[The problem] Copy each line of the records that holds the string "students".

[Dataset items]
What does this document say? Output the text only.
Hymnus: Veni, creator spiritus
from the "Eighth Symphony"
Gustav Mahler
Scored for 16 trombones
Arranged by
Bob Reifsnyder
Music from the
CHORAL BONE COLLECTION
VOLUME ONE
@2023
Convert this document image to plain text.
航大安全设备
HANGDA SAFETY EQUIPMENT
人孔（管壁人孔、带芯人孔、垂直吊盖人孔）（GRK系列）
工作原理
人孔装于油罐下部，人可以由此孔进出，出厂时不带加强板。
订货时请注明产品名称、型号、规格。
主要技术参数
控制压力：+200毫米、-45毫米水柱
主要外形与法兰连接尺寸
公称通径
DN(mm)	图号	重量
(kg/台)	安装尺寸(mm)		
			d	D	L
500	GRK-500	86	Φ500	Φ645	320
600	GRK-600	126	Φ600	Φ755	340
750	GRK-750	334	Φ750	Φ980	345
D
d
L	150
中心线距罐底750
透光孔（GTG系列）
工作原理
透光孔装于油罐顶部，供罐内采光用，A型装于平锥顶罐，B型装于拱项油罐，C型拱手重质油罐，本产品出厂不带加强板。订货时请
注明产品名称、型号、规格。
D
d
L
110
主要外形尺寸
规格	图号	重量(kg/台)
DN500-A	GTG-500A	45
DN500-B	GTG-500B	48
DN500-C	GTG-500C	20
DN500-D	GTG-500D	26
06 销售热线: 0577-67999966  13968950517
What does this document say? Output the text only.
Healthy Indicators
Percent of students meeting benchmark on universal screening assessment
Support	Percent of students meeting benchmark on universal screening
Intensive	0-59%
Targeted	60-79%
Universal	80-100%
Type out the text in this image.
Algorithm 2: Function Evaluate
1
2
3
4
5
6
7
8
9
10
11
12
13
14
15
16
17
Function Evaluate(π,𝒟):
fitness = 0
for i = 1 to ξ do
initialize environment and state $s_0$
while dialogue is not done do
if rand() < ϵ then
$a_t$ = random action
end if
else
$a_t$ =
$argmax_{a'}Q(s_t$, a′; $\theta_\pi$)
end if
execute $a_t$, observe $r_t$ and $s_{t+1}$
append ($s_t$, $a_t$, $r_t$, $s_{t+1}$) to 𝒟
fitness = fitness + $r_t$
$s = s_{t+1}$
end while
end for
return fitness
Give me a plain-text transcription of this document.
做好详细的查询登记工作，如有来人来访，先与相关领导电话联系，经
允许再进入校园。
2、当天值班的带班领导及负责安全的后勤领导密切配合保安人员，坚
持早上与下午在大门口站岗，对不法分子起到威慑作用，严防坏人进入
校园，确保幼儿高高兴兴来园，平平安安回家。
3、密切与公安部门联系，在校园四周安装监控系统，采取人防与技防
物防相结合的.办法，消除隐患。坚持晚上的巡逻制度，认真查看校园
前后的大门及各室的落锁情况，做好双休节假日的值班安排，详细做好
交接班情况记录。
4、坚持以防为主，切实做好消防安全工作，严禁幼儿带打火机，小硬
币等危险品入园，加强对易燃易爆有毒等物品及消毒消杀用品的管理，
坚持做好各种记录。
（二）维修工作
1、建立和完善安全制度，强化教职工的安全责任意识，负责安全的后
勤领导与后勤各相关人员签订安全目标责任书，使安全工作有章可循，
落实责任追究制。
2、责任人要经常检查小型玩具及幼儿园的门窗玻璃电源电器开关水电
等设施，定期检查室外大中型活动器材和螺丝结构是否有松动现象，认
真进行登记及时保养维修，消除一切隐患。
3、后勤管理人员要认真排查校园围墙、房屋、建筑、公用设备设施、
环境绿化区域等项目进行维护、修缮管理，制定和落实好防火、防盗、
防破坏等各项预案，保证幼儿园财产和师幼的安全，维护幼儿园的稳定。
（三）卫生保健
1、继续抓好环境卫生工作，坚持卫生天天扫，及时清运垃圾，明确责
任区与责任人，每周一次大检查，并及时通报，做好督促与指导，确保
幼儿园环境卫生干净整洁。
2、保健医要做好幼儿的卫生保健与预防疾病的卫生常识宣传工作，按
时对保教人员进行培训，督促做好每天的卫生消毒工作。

[Result of the exercise]
Percent of students meeting benchmark on universal screening assessment
Support	Percent of students meeting benchmark on universal screening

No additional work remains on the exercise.